◆ Verilen metin
Güncel
Giriş Tarihi : 29-02-2020 13:50   Güncelleme : 29-02-2020 13:56

28 Şubat’ta Gerçek Dindarlar Zulüm Çekti!

28 Şubat Postmodern darbesinde gözaltına alındı, işkence gördü, el yazısıyla işkence sonrası yapmadığı şeyleri ifadesinde yazıp imzaladı. DGM’de idamla yargılandı, ardından idamın kalkması sonrası müebbet aldı.

28 Şubat’ta Gerçek Dindarlar Zulüm Çekti!

23 yıl cezaevinde kaldıktan sonra tahliye edilen İsmail Uysal, yaşadığı işkenceyi, cezaevindeki hayatını ve 23 yıl sonra tahliyesiyle yaşadığı şoku SABAH Gazetesi’ne anlattı.

◆ Veri satırları
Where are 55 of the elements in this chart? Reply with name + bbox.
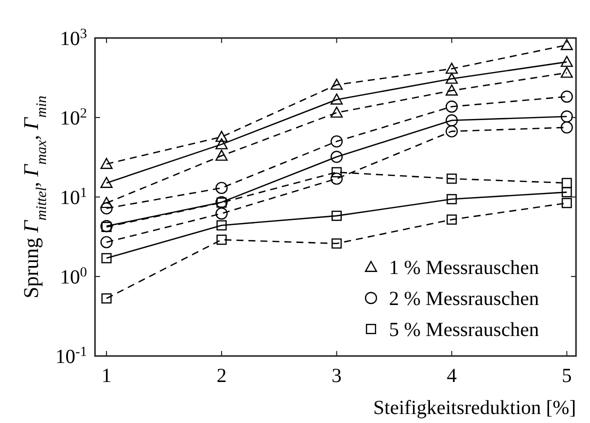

◆ Verilen görev
Yukarıdaki 28 Şubat haberinin "23 yıl cezaevinde" ifadesinden "SABAH Gazetesi’ne anlattı." ifadesine kadar olan kısmını hiç değiştirmeden yazın.

◆ Aşağıdaki çıktı
23 yıl cezaevinde kaldıktan sonra tahliye edilen İsmail Uysal, yaşadığı işkenceyi, cezaevindeki hayatını ve 23 yıl sonra tahliyesiyle yaşadığı şoku SABAH Gazetesi’ne anlattı.